→ **What is required**: The entries are to be returned exactly, with images left out.

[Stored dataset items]

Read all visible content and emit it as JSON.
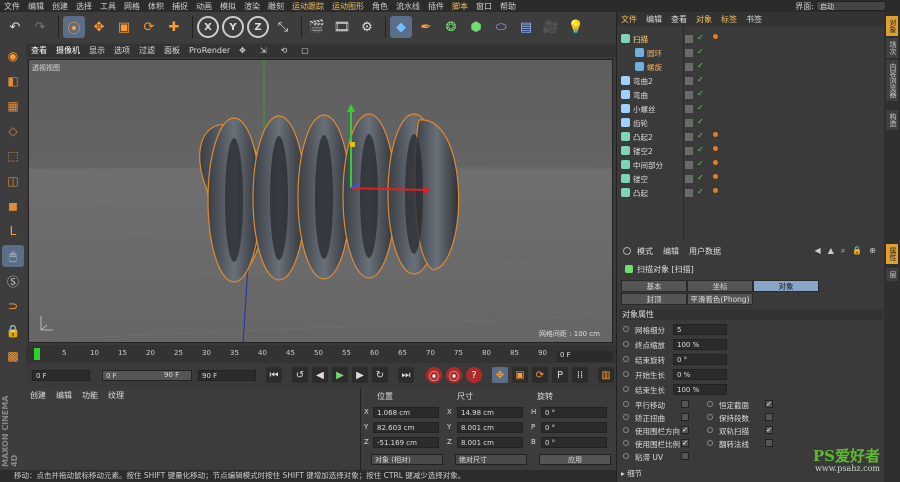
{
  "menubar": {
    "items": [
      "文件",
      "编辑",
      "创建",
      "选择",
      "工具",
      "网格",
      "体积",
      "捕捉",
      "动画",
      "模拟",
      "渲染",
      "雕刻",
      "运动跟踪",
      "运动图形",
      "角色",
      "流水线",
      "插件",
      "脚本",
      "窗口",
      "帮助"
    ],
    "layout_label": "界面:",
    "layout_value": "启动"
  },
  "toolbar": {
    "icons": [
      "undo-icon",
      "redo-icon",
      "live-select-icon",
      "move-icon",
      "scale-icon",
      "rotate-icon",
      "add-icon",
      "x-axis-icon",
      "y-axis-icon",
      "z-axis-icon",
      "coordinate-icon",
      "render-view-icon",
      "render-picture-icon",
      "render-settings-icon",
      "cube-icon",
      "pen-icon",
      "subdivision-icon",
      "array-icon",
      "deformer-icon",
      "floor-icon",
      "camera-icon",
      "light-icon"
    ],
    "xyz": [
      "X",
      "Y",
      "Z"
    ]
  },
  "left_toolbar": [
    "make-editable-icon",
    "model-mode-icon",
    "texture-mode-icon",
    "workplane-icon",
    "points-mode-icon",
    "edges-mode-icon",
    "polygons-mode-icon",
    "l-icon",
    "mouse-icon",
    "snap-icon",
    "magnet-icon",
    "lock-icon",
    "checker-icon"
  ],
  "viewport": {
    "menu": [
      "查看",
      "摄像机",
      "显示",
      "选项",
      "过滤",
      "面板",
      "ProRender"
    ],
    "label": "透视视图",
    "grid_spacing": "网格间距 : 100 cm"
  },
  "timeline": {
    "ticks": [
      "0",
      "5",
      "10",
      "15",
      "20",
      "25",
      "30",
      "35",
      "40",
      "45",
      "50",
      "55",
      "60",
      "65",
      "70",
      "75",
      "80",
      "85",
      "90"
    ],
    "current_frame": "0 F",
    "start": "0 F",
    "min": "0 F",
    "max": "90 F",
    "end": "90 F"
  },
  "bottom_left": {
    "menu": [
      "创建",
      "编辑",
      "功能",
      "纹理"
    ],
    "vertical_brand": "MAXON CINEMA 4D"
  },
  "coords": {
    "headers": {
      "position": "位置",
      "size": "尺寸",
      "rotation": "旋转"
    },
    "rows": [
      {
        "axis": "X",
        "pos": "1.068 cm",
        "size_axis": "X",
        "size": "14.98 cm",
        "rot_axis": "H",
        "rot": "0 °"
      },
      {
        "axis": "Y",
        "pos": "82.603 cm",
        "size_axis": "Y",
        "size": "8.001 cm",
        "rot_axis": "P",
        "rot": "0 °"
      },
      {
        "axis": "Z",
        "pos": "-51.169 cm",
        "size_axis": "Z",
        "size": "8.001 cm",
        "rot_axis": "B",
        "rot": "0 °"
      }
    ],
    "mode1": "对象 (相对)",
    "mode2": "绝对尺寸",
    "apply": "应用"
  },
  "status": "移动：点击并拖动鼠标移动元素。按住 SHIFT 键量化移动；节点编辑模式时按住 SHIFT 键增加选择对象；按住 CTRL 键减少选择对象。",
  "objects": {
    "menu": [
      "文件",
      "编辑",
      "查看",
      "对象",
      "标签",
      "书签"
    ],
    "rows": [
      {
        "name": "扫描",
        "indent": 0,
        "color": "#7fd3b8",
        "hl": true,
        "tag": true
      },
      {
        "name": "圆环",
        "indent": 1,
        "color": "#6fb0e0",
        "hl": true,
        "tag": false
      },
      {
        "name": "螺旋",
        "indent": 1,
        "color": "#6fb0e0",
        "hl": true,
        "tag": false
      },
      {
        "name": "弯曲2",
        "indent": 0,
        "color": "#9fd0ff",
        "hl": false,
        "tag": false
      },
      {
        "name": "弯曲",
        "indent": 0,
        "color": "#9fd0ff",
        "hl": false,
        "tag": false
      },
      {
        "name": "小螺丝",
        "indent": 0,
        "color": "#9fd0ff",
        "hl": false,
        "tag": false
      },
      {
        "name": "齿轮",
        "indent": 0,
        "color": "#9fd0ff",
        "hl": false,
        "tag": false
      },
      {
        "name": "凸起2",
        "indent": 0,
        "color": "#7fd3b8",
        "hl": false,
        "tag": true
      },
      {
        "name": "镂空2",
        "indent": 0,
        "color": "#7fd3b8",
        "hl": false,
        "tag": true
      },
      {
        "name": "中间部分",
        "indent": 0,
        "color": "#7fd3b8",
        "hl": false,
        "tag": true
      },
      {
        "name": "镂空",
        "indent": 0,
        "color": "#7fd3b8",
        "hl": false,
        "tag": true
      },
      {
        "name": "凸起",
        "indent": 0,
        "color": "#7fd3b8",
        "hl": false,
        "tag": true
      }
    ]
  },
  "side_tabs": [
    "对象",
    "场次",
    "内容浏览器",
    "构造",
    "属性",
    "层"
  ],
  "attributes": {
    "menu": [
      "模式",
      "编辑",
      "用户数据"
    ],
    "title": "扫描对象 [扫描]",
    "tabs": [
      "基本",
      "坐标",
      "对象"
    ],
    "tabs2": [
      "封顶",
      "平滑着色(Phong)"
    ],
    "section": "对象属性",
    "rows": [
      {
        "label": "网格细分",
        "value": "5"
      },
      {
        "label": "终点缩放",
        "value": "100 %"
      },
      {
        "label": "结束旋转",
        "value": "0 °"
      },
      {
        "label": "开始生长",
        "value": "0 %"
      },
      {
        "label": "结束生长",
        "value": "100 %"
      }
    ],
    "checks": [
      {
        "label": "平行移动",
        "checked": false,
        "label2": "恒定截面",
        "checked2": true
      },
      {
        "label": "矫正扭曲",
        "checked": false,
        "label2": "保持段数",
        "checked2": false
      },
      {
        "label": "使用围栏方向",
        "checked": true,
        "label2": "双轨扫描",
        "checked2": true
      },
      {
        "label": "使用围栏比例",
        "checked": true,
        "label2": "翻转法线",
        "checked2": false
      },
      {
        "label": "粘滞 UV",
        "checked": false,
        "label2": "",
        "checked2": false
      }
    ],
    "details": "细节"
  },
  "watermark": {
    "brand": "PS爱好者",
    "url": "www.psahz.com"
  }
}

→ **Response to the task**:
Read all visible content and emit it as JSON.
{
  "menubar": {
    "items": [
      "文件",
      "编辑",
      "创建",
      "选择",
      "工具",
      "网格",
      "体积",
      "捕捉",
      "动画",
      "模拟",
      "渲染",
      "雕刻",
      "运动跟踪",
      "运动图形",
      "角色",
      "流水线",
      "插件",
      "脚本",
      "窗口",
      "帮助"
    ],
    "layout_label": "界面:",
    "layout_value": "启动"
  },
  "toolbar": {
    "icons": [
      "undo-icon",
      "redo-icon",
      "live-select-icon",
      "move-icon",
      "scale-icon",
      "rotate-icon",
      "add-icon",
      "x-axis-icon",
      "y-axis-icon",
      "z-axis-icon",
      "coordinate-icon",
      "render-view-icon",
      "render-picture-icon",
      "render-settings-icon",
      "cube-icon",
      "pen-icon",
      "subdivision-icon",
      "array-icon",
      "deformer-icon",
      "floor-icon",
      "camera-icon",
      "light-icon"
    ],
    "xyz": [
      "X",
      "Y",
      "Z"
    ]
  },
  "left_toolbar": [
    "make-editable-icon",
    "model-mode-icon",
    "texture-mode-icon",
    "workplane-icon",
    "points-mode-icon",
    "edges-mode-icon",
    "polygons-mode-icon",
    "l-icon",
    "mouse-icon",
    "snap-icon",
    "magnet-icon",
    "lock-icon",
    "checker-icon"
  ],
  "viewport": {
    "menu": [
      "查看",
      "摄像机",
      "显示",
      "选项",
      "过滤",
      "面板",
      "ProRender"
    ],
    "label": "透视视图",
    "grid_spacing": "网格间距 : 100 cm"
  },
  "timeline": {
    "ticks": [
      "0",
      "5",
      "10",
      "15",
      "20",
      "25",
      "30",
      "35",
      "40",
      "45",
      "50",
      "55",
      "60",
      "65",
      "70",
      "75",
      "80",
      "85",
      "90"
    ],
    "current_frame": "0 F",
    "start": "0 F",
    "min": "0 F",
    "max": "90 F",
    "end": "90 F"
  },
  "bottom_left": {
    "menu": [
      "创建",
      "编辑",
      "功能",
      "纹理"
    ],
    "vertical_brand": "MAXON CINEMA 4D"
  },
  "coords": {
    "headers": {
      "position": "位置",
      "size": "尺寸",
      "rotation": "旋转"
    },
    "rows": [
      {
        "axis": "X",
        "pos": "1.068 cm",
        "size_axis": "X",
        "size": "14.98 cm",
        "rot_axis": "H",
        "rot": "0 °"
      },
      {
        "axis": "Y",
        "pos": "82.603 cm",
        "size_axis": "Y",
        "size": "8.001 cm",
        "rot_axis": "P",
        "rot": "0 °"
      },
      {
        "axis": "Z",
        "pos": "-51.169 cm",
        "size_axis": "Z",
        "size": "8.001 cm",
        "rot_axis": "B",
        "rot": "0 °"
      }
    ],
    "mode1": "对象 (相对)",
    "mode2": "绝对尺寸",
    "apply": "应用"
  },
  "status": "移动：点击并拖动鼠标移动元素。按住 SHIFT 键量化移动；节点编辑模式时按住 SHIFT 键增加选择对象；按住 CTRL 键减少选择对象。",
  "objects": {
    "menu": [
      "文件",
      "编辑",
      "查看",
      "对象",
      "标签",
      "书签"
    ],
    "rows": [
      {
        "name": "扫描",
        "indent": 0,
        "color": "#7fd3b8",
        "hl": true,
        "tag": true
      },
      {
        "name": "圆环",
        "indent": 1,
        "color": "#6fb0e0",
        "hl": true,
        "tag": false
      },
      {
        "name": "螺旋",
        "indent": 1,
        "color": "#6fb0e0",
        "hl": true,
        "tag": false
      },
      {
        "name": "弯曲2",
        "indent": 0,
        "color": "#9fd0ff",
        "hl": false,
        "tag": false
      },
      {
        "name": "弯曲",
        "indent": 0,
        "color": "#9fd0ff",
        "hl": false,
        "tag": false
      },
      {
        "name": "小螺丝",
        "indent": 0,
        "color": "#9fd0ff",
        "hl": false,
        "tag": false
      },
      {
        "name": "齿轮",
        "indent": 0,
        "color": "#9fd0ff",
        "hl": false,
        "tag": false
      },
      {
        "name": "凸起2",
        "indent": 0,
        "color": "#7fd3b8",
        "hl": false,
        "tag": true
      },
      {
        "name": "镂空2",
        "indent": 0,
        "color": "#7fd3b8",
        "hl": false,
        "tag": true
      },
      {
        "name": "中间部分",
        "indent": 0,
        "color": "#7fd3b8",
        "hl": false,
        "tag": true
      },
      {
        "name": "镂空",
        "indent": 0,
        "color": "#7fd3b8",
        "hl": false,
        "tag": true
      },
      {
        "name": "凸起",
        "indent": 0,
        "color": "#7fd3b8",
        "hl": false,
        "tag": true
      }
    ]
  },
  "side_tabs": [
    "对象",
    "场次",
    "内容浏览器",
    "构造",
    "属性",
    "层"
  ],
  "attributes": {
    "menu": [
      "模式",
      "编辑",
      "用户数据"
    ],
    "title": "扫描对象 [扫描]",
    "tabs": [
      "基本",
      "坐标",
      "对象"
    ],
    "tabs2": [
      "封顶",
      "平滑着色(Phong)"
    ],
    "section": "对象属性",
    "rows": [
      {
        "label": "网格细分",
        "value": "5"
      },
      {
        "label": "终点缩放",
        "value": "100 %"
      },
      {
        "label": "结束旋转",
        "value": "0 °"
      },
      {
        "label": "开始生长",
        "value": "0 %"
      },
      {
        "label": "结束生长",
        "value": "100 %"
      }
    ],
    "checks": [
      {
        "label": "平行移动",
        "checked": false,
        "label2": "恒定截面",
        "checked2": true
      },
      {
        "label": "矫正扭曲",
        "checked": false,
        "label2": "保持段数",
        "checked2": false
      },
      {
        "label": "使用围栏方向",
        "checked": true,
        "label2": "双轨扫描",
        "checked2": true
      },
      {
        "label": "使用围栏比例",
        "checked": true,
        "label2": "翻转法线",
        "checked2": false
      },
      {
        "label": "粘滞 UV",
        "checked": false,
        "label2": "",
        "checked2": false
      }
    ],
    "details": "细节"
  },
  "watermark": {
    "brand": "PS爱好者",
    "url": "www.psahz.com"
  }
}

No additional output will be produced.